▶ 待析文本:
🔥 PCR 反应体系与反应条件

标准的 PCR 反应体系：

10× 扩增缓冲液 10 μl

4 种 dNTP 混合物各 200 μmol/L

引物各 10～100 pmol

模板 DNA 0.1～2 μg

Taq DNA 聚合酶 2.5 μg

Mg²⁺ 1.5 mmol

加双或三蒸水至 100 μl

PCR 反应条件的选择

PCR 反应条件为温度、时间和循环次数。

温度与时间的设置：基于 PCR 原理三步骤而设置变性-退火-延伸三个温度点。

1、在标准反应中采用三温度点法，双链 DNA 在 90～95 ℃ 变性，再迅速冷却至 40～60 ℃，引物退火并结合到靶序列上，然后快速升温至 70～75 ℃，在 Taq DNA 聚合酶的作用下，使引物链沿模板延伸。

2、对于较短靶基因（长度为 100～300 bp 时）可采用二温度点法，除变性温度外、退火与延伸温度可合二为一，一般采用 94 ℃ 变性，65 ℃ 左右退火与延伸（此温度 Taq DNA 酶仍有较高的催化活性）。

① 变性温度与时间：变性温度低，解链不完全是导致 PCR 失败的最主要原因。一般情况下，93 ℃～94 ℃ 1 min 足以使模板 DNA 变性，若低于 93 ℃ 则需延长时间，但温度不能过高，因为高温环境对酶的活性有影响。此步若不能使靶基因模板或 PCR 产物完全变性，就会导致 PCR 失败。

[已记录的数据]
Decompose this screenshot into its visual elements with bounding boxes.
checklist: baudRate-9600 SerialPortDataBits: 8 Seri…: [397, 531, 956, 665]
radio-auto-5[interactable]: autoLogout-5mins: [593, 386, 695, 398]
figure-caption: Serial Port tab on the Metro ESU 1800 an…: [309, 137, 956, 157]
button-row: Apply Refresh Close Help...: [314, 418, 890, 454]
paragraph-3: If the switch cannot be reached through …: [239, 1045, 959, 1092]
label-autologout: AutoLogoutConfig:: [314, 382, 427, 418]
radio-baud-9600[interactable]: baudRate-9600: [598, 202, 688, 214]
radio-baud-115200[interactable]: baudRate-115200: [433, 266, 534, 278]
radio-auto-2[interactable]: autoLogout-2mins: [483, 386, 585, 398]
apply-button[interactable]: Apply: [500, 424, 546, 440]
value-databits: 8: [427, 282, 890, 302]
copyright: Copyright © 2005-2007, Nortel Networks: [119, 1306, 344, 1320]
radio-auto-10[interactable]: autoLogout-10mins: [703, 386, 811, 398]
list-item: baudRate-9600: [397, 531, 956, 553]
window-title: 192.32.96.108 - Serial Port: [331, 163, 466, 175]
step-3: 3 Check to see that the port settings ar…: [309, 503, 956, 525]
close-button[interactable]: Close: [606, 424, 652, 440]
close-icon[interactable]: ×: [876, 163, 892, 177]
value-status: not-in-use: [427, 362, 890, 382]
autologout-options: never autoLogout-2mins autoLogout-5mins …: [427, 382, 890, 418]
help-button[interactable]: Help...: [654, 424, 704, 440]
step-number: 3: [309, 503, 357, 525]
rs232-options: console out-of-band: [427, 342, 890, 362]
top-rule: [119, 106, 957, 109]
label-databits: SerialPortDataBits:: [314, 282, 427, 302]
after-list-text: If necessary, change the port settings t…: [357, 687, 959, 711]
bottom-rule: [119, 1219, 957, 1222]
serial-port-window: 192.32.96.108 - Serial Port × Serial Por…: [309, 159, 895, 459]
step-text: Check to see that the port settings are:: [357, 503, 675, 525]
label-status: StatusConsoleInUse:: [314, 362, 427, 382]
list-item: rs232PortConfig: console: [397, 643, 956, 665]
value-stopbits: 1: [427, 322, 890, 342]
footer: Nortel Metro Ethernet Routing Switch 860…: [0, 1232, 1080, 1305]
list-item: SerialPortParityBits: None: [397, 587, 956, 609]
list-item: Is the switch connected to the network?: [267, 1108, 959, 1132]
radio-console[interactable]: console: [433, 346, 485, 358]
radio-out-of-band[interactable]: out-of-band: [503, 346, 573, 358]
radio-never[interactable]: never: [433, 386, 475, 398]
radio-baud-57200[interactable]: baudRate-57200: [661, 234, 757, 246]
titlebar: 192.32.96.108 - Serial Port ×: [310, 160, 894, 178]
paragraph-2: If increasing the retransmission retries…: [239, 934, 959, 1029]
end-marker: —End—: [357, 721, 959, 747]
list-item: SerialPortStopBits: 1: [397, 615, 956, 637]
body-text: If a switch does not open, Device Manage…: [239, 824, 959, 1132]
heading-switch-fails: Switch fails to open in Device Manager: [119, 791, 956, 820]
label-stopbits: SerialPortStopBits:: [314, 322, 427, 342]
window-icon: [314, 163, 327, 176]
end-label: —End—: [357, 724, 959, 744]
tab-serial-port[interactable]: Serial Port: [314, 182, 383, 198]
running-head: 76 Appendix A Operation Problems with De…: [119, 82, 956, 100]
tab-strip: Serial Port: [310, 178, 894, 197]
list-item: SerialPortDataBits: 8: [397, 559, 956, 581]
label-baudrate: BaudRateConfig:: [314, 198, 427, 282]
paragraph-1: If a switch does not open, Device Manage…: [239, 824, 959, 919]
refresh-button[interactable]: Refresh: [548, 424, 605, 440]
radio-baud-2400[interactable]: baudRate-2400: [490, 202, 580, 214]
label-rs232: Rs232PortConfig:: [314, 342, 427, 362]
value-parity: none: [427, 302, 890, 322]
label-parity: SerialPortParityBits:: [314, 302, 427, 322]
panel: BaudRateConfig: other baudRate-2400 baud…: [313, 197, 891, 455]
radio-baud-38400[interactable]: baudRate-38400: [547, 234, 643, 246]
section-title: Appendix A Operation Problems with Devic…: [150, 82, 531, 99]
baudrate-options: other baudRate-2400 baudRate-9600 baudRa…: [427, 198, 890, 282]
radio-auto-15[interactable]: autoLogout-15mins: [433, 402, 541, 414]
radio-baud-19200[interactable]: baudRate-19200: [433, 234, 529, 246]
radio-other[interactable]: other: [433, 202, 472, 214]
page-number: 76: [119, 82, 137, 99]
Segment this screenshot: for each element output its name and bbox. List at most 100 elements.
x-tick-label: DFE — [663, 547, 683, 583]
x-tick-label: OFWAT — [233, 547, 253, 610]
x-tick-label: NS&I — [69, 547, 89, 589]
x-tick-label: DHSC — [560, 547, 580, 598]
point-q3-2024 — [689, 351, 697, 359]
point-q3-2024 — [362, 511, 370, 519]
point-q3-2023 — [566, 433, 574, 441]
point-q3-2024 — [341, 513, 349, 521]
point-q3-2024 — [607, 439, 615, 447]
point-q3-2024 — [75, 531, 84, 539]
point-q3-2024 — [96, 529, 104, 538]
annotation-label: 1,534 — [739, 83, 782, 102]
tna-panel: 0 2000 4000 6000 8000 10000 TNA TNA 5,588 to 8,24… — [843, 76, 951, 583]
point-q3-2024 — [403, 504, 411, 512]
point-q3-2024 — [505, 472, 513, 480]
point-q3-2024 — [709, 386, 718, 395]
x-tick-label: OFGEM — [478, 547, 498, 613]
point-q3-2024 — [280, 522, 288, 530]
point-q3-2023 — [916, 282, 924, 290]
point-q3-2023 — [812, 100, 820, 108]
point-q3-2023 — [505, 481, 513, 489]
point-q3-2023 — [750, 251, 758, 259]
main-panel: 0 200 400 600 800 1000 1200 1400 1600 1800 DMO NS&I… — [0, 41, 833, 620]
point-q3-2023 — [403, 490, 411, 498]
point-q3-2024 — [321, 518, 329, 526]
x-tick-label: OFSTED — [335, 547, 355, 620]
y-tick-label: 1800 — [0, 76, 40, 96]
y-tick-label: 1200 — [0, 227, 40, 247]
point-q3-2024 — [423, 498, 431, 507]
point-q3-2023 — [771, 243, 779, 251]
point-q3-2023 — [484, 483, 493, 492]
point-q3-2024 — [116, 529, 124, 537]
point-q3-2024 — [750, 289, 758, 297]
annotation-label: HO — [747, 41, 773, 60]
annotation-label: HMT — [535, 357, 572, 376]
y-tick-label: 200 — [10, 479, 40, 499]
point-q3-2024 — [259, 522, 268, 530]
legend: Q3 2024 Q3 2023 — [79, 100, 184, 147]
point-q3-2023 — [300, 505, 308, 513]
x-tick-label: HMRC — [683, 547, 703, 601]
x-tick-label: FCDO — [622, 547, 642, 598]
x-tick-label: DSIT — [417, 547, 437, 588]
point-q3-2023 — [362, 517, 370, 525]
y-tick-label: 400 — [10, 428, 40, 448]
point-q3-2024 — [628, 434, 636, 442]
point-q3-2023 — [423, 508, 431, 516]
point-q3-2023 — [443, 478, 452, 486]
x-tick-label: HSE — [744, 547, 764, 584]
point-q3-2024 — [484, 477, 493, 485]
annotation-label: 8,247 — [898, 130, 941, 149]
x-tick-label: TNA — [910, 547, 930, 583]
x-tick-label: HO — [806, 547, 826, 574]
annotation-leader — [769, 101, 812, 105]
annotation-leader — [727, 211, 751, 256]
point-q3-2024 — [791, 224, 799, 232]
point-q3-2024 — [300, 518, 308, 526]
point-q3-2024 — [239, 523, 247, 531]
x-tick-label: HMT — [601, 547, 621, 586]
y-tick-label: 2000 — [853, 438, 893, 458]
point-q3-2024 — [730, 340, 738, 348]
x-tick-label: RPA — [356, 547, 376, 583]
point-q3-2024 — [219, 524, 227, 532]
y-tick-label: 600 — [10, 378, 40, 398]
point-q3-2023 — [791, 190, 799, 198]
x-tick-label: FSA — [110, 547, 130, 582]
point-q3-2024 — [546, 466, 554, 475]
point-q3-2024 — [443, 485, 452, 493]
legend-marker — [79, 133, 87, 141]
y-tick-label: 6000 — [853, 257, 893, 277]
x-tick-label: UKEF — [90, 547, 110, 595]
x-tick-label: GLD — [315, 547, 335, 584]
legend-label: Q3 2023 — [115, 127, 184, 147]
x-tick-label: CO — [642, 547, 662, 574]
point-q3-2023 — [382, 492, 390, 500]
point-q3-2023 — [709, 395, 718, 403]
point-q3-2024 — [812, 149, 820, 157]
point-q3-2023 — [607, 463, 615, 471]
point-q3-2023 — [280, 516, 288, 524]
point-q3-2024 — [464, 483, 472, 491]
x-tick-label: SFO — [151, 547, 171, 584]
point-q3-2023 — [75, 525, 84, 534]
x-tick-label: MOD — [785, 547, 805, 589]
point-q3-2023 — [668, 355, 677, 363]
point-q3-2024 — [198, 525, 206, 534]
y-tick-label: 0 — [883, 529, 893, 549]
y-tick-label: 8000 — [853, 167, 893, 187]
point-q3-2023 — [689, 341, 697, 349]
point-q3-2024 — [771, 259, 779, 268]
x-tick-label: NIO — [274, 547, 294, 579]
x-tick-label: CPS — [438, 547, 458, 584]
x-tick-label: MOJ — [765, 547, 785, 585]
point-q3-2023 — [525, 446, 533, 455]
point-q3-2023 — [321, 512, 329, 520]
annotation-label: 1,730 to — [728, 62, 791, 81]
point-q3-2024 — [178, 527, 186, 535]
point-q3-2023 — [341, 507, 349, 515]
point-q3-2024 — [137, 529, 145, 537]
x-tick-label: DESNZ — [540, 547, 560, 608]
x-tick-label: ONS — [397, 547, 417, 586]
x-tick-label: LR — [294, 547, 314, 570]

▶ 练习目标: 把关于 PCR 反应体系与条件的文本中“2、对于较短靶基因（长度为 100～300 bp”和“产物完全变性，就会导致 PCR 失败。”之间的内容一字不改地重抄一遍，这两处本身也要包括在内。

▶ 本题输出:
2、对于较短靶基因（长度为 100～300 bp 时）可采用二温度点法，除变性温度外、退火与延伸温度可合二为一，一般采用 94 ℃ 变性，65 ℃ 左右退火与延伸（此温度 Taq DNA 酶仍有较高的催化活性）。

① 变性温度与时间：变性温度低，解链不完全是导致 PCR 失败的最主要原因。一般情况下，93 ℃～94 ℃ 1 min 足以使模板 DNA 变性，若低于 93 ℃ 则需延长时间，但温度不能过高，因为高温环境对酶的活性有影响。此步若不能使靶基因模板或 PCR 产物完全变性，就会导致 PCR 失败。